**** Passage shown ****

The Classical approach to constructing an Algebraic Multigrid Solver (AMG) for the solution of linear system of equations is to select a smoother and devise an agglomeration strategy to follow the smooth error component on successive levels. Performance of an AMG solver is dependent on the ability of agglomeration to closely represent the distribution of the smooth error components on a given level and, to a lesser degree, on a choice of smoother. Successful agglomeration strategies result in better performance of AMG solvers.

Agglomeration strategies are hardly universal and depend on the physical properties of the problem and numerical properties of the discretization technique used to create the system of linear equations under consideration: agglomeration that leads to success in one case may lead to failure in another. Furthermore, complex agglomeration may incur a computational penalty associated with the construction of restriction and prolongation operators, with potentially unacceptable computational time overhead. This is particularly important in time-dependent solution of partial differential equations, where a linear system is solved many times per time step. Additional problems are associated with the need to tune the agglomeration, when the primary goal is the analysis of the underlying problem and not a search for new agglomeration strategies. It is therefore desirable to to devise a computationally efficient agglomeration robust enough to handle wide range of problems.

****

• **Instructions to follow**
Restate the algebraic multigrid passage from "The Classical approach" up to and including "of AMG solvers.", substituting "relaxation scheme" for "smoother".

**** Recorded information ****

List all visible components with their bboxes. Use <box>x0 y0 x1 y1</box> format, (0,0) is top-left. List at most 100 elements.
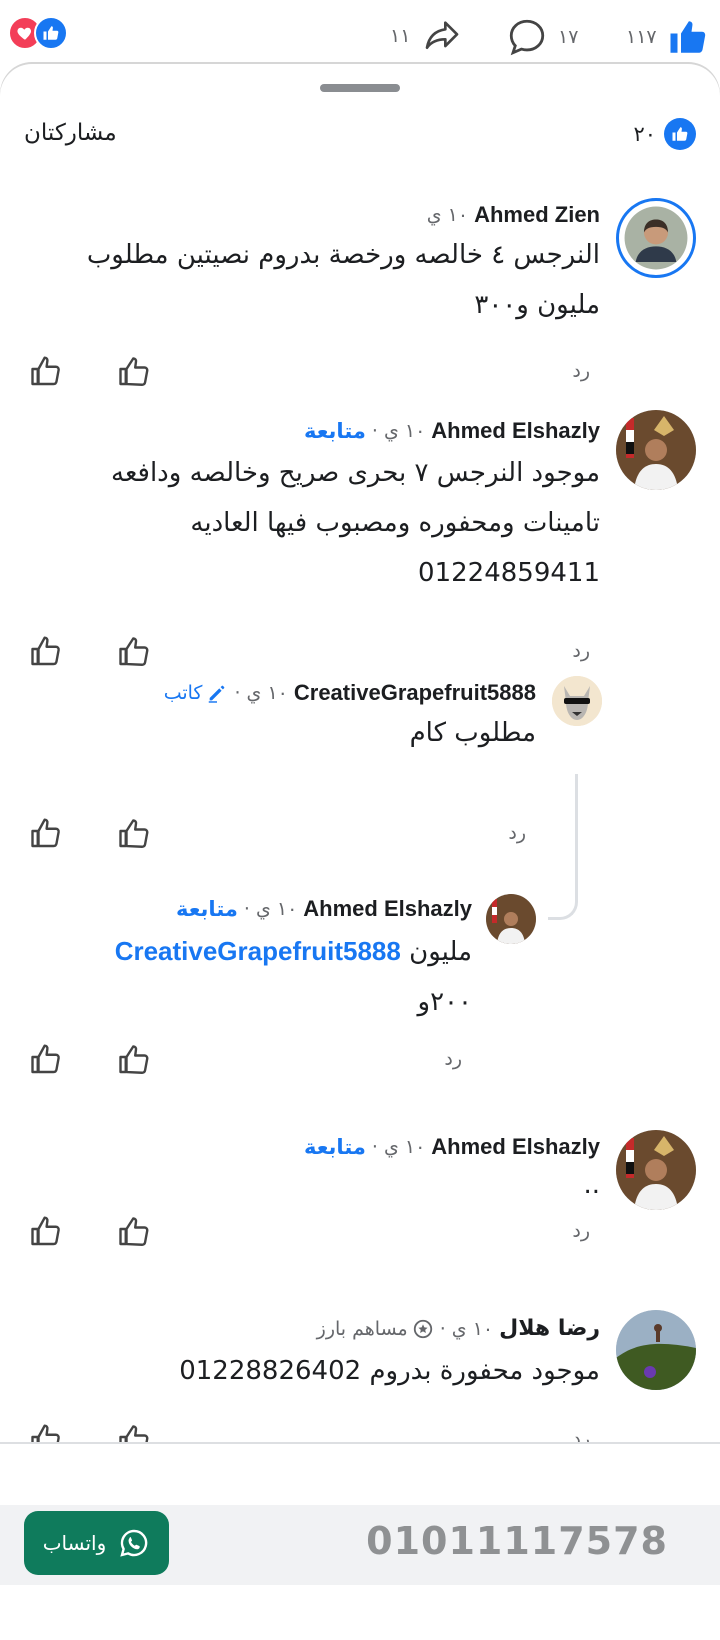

****

• **Correct output**
The Classical approach to constructing an Algebraic Multigrid Solver (AMG) for the solution of linear system of equations is to select a relaxation scheme and devise an agglomeration strategy to follow the smooth error component on successive levels. Performance of an AMG solver is dependent on the ability of agglomeration to closely represent the distribution of the smooth error components on a given level and, to a lesser degree, on a choice of relaxation scheme. Successful agglomeration strategies result in better performance of AMG solvers.